What the task requires |
Find every line with the word "BITTREX". Copy those lines.

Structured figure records
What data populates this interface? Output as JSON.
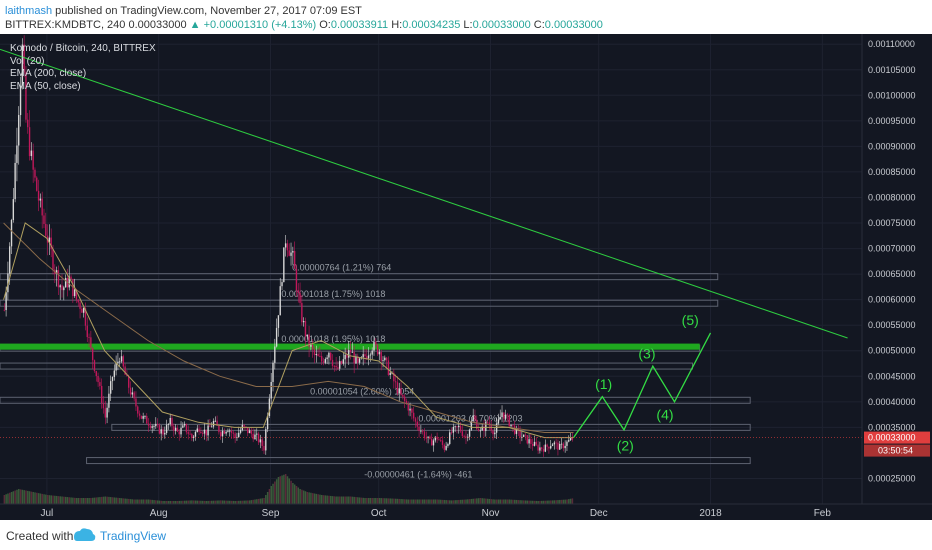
{
  "header": {
    "user": "laithmash",
    "published_text": "published on TradingView.com, November 27, 2017 07:09 EST",
    "symbol": "BITTREX:KMDBTC, 240",
    "last": "0.00033000",
    "change": "+0.00001310 (+4.13%)",
    "o_label": "O:",
    "o": "0.00033911",
    "h_label": "H:",
    "h": "0.00034235",
    "l_label": "L:",
    "l": "0.00033000",
    "c_label": "C:",
    "c": "0.00033000"
  },
  "footer": {
    "created_with": "Created with",
    "brand": "TradingView"
  },
  "colors": {
    "background": "#131722",
    "up_candle": "#d8d8d8",
    "down_candle": "#c2185b",
    "trendline": "#2ecc40",
    "wave": "#33dd44",
    "resistance_band": "#1fa81f",
    "ema200": "#8b6b4a",
    "ema50": "#b0a060",
    "last_price": "#e03e3e"
  },
  "chart_data": {
    "type": "candlestick",
    "title": "Komodo / Bitcoin, 240, BITTREX",
    "indicators": [
      "Vol (20)",
      "EMA (200, close)",
      "EMA (50, close)"
    ],
    "y_ticks": [
      "0.00110000",
      "0.00105000",
      "0.00100000",
      "0.00095000",
      "0.00090000",
      "0.00085000",
      "0.00080000",
      "0.00075000",
      "0.00070000",
      "0.00065000",
      "0.00060000",
      "0.00055000",
      "0.00050000",
      "0.00045000",
      "0.00040000",
      "0.00035000",
      "0.00025000"
    ],
    "ylim": [
      0.0002,
      0.00112
    ],
    "x_ticks": [
      {
        "label": "Jul",
        "day": 12
      },
      {
        "label": "Aug",
        "day": 43
      },
      {
        "label": "Sep",
        "day": 74
      },
      {
        "label": "Oct",
        "day": 104
      },
      {
        "label": "Nov",
        "day": 135
      },
      {
        "label": "Dec",
        "day": 165
      },
      {
        "label": "2018",
        "day": 196
      },
      {
        "label": "Feb",
        "day": 227
      }
    ],
    "xlim": [
      -1,
      238
    ],
    "price_series": [
      [
        0,
        0.00058
      ],
      [
        2,
        0.00075
      ],
      [
        4,
        0.00098
      ],
      [
        5,
        0.00109
      ],
      [
        6,
        0.00095
      ],
      [
        8,
        0.00085
      ],
      [
        10,
        0.00078
      ],
      [
        12,
        0.00072
      ],
      [
        14,
        0.00066
      ],
      [
        16,
        0.00062
      ],
      [
        18,
        0.00064
      ],
      [
        20,
        0.0006
      ],
      [
        22,
        0.00058
      ],
      [
        24,
        0.0005
      ],
      [
        26,
        0.00044
      ],
      [
        28,
        0.00037
      ],
      [
        30,
        0.00045
      ],
      [
        32,
        0.00049
      ],
      [
        34,
        0.00044
      ],
      [
        36,
        0.0004
      ],
      [
        38,
        0.00037
      ],
      [
        40,
        0.00036
      ],
      [
        42,
        0.00035
      ],
      [
        44,
        0.00034
      ],
      [
        46,
        0.00036
      ],
      [
        48,
        0.00034
      ],
      [
        50,
        0.00035
      ],
      [
        52,
        0.00033
      ],
      [
        54,
        0.00035
      ],
      [
        56,
        0.00034
      ],
      [
        58,
        0.00036
      ],
      [
        60,
        0.00034
      ],
      [
        62,
        0.00035
      ],
      [
        64,
        0.00033
      ],
      [
        66,
        0.00035
      ],
      [
        68,
        0.00034
      ],
      [
        70,
        0.00033
      ],
      [
        72,
        0.00031
      ],
      [
        74,
        0.00045
      ],
      [
        76,
        0.00058
      ],
      [
        78,
        0.00072
      ],
      [
        80,
        0.00068
      ],
      [
        82,
        0.00058
      ],
      [
        84,
        0.00052
      ],
      [
        86,
        0.00049
      ],
      [
        88,
        0.00048
      ],
      [
        90,
        0.0005
      ],
      [
        92,
        0.00046
      ],
      [
        94,
        0.00048
      ],
      [
        96,
        0.0005
      ],
      [
        98,
        0.00047
      ],
      [
        100,
        0.00049
      ],
      [
        102,
        0.00051
      ],
      [
        104,
        0.0005
      ],
      [
        106,
        0.00047
      ],
      [
        108,
        0.00044
      ],
      [
        110,
        0.00041
      ],
      [
        112,
        0.00039
      ],
      [
        114,
        0.00036
      ],
      [
        116,
        0.00034
      ],
      [
        118,
        0.00032
      ],
      [
        120,
        0.00033
      ],
      [
        122,
        0.00031
      ],
      [
        124,
        0.00034
      ],
      [
        126,
        0.00035
      ],
      [
        128,
        0.00033
      ],
      [
        130,
        0.00037
      ],
      [
        132,
        0.00034
      ],
      [
        134,
        0.00036
      ],
      [
        136,
        0.00034
      ],
      [
        138,
        0.00038
      ],
      [
        140,
        0.00036
      ],
      [
        142,
        0.00034
      ],
      [
        144,
        0.00033
      ],
      [
        146,
        0.00032
      ],
      [
        148,
        0.00031
      ],
      [
        150,
        0.00031
      ],
      [
        152,
        0.00032
      ],
      [
        154,
        0.00031
      ],
      [
        156,
        0.00032
      ],
      [
        158,
        0.00033
      ]
    ],
    "ema200": [
      [
        0,
        0.00075
      ],
      [
        10,
        0.00068
      ],
      [
        20,
        0.00062
      ],
      [
        30,
        0.00057
      ],
      [
        40,
        0.00052
      ],
      [
        50,
        0.00048
      ],
      [
        60,
        0.00045
      ],
      [
        70,
        0.00043
      ],
      [
        80,
        0.00043
      ],
      [
        90,
        0.00044
      ],
      [
        100,
        0.00043
      ],
      [
        110,
        0.0004
      ],
      [
        120,
        0.00038
      ],
      [
        130,
        0.00036
      ],
      [
        140,
        0.00035
      ],
      [
        150,
        0.00034
      ],
      [
        158,
        0.00034
      ]
    ],
    "ema50": [
      [
        0,
        0.0006
      ],
      [
        6,
        0.00075
      ],
      [
        12,
        0.00072
      ],
      [
        20,
        0.00062
      ],
      [
        28,
        0.0005
      ],
      [
        36,
        0.00044
      ],
      [
        44,
        0.00038
      ],
      [
        54,
        0.00036
      ],
      [
        64,
        0.00035
      ],
      [
        72,
        0.00035
      ],
      [
        80,
        0.0005
      ],
      [
        88,
        0.00052
      ],
      [
        96,
        0.00049
      ],
      [
        104,
        0.00048
      ],
      [
        112,
        0.00043
      ],
      [
        120,
        0.00037
      ],
      [
        130,
        0.00035
      ],
      [
        140,
        0.00035
      ],
      [
        150,
        0.00033
      ],
      [
        158,
        0.00033
      ]
    ],
    "volume_series": [
      [
        0,
        0.3
      ],
      [
        4,
        0.5
      ],
      [
        8,
        0.4
      ],
      [
        12,
        0.3
      ],
      [
        16,
        0.25
      ],
      [
        20,
        0.2
      ],
      [
        24,
        0.2
      ],
      [
        28,
        0.25
      ],
      [
        32,
        0.2
      ],
      [
        36,
        0.15
      ],
      [
        40,
        0.15
      ],
      [
        44,
        0.1
      ],
      [
        48,
        0.1
      ],
      [
        52,
        0.12
      ],
      [
        56,
        0.1
      ],
      [
        60,
        0.12
      ],
      [
        64,
        0.1
      ],
      [
        68,
        0.12
      ],
      [
        72,
        0.2
      ],
      [
        74,
        0.6
      ],
      [
        76,
        0.9
      ],
      [
        78,
        1.0
      ],
      [
        80,
        0.7
      ],
      [
        82,
        0.5
      ],
      [
        84,
        0.4
      ],
      [
        88,
        0.3
      ],
      [
        92,
        0.25
      ],
      [
        96,
        0.25
      ],
      [
        100,
        0.2
      ],
      [
        104,
        0.2
      ],
      [
        108,
        0.18
      ],
      [
        112,
        0.15
      ],
      [
        116,
        0.15
      ],
      [
        120,
        0.15
      ],
      [
        124,
        0.12
      ],
      [
        128,
        0.15
      ],
      [
        132,
        0.2
      ],
      [
        136,
        0.15
      ],
      [
        140,
        0.15
      ],
      [
        144,
        0.12
      ],
      [
        148,
        0.1
      ],
      [
        152,
        0.12
      ],
      [
        156,
        0.15
      ],
      [
        158,
        0.2
      ]
    ],
    "trendline": {
      "from": [
        -1,
        0.00109
      ],
      "to": [
        234,
        0.000525
      ]
    },
    "resistance_band": {
      "from_day": -1,
      "to_day": 193,
      "low": 0.000502,
      "high": 0.000514
    },
    "fib_levels": [
      {
        "price": 0.000645,
        "from_day": -1,
        "to_day": 198,
        "label": "0.00000764 (1.21%) 764",
        "label_day": 80
      },
      {
        "price": 0.000593,
        "from_day": -1,
        "to_day": 198,
        "label": "0.00001018 (1.75%) 1018",
        "label_day": 77
      },
      {
        "price": 0.000505,
        "from_day": -1,
        "to_day": 193,
        "label": "0.00001018 (1.95%) 1018",
        "label_day": 77
      },
      {
        "price": 0.00047,
        "from_day": -1,
        "to_day": 191,
        "label": "",
        "label_day": 0
      },
      {
        "price": 0.000403,
        "from_day": -1,
        "to_day": 207,
        "label": "0.00001054 (2.60%) 1054",
        "label_day": 85
      },
      {
        "price": 0.00035,
        "from_day": 30,
        "to_day": 207,
        "label": "0.00001203 (3.70%) 1203",
        "label_day": 115
      },
      {
        "price": 0.000285,
        "from_day": 23,
        "to_day": 207,
        "label": "",
        "label_day": 0
      }
    ],
    "bottom_label": {
      "text": "-0.00000461 (-1.64%) -461",
      "day": 100,
      "price": 0.000252
    },
    "wave_path": [
      [
        158,
        0.00033
      ],
      [
        166,
        0.00041
      ],
      [
        172,
        0.000345
      ],
      [
        180,
        0.00047
      ],
      [
        186,
        0.0004
      ],
      [
        196,
        0.000535
      ]
    ],
    "wave_labels": [
      {
        "text": "(1)",
        "day": 164,
        "price": 0.000425
      },
      {
        "text": "(2)",
        "day": 170,
        "price": 0.000305
      },
      {
        "text": "(3)",
        "day": 176,
        "price": 0.000485
      },
      {
        "text": "(4)",
        "day": 181,
        "price": 0.000365
      },
      {
        "text": "(5)",
        "day": 188,
        "price": 0.00055
      }
    ],
    "last_price_line": {
      "price": 0.00033,
      "label": "0.00033000",
      "timer": "03:50:54"
    }
  }
}
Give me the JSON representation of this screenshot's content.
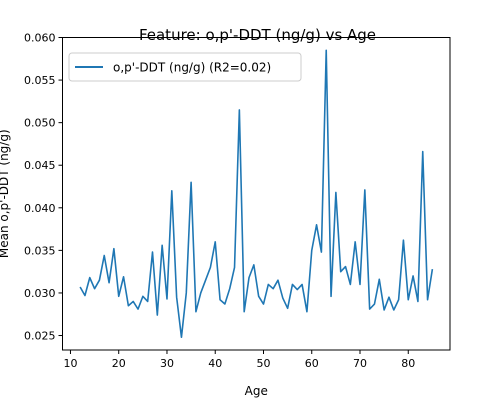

Answer |
    "symbol": "BITTREX:KMDBTC, 240",
    "title": "Komodo / Bitcoin, 240, BITTREX",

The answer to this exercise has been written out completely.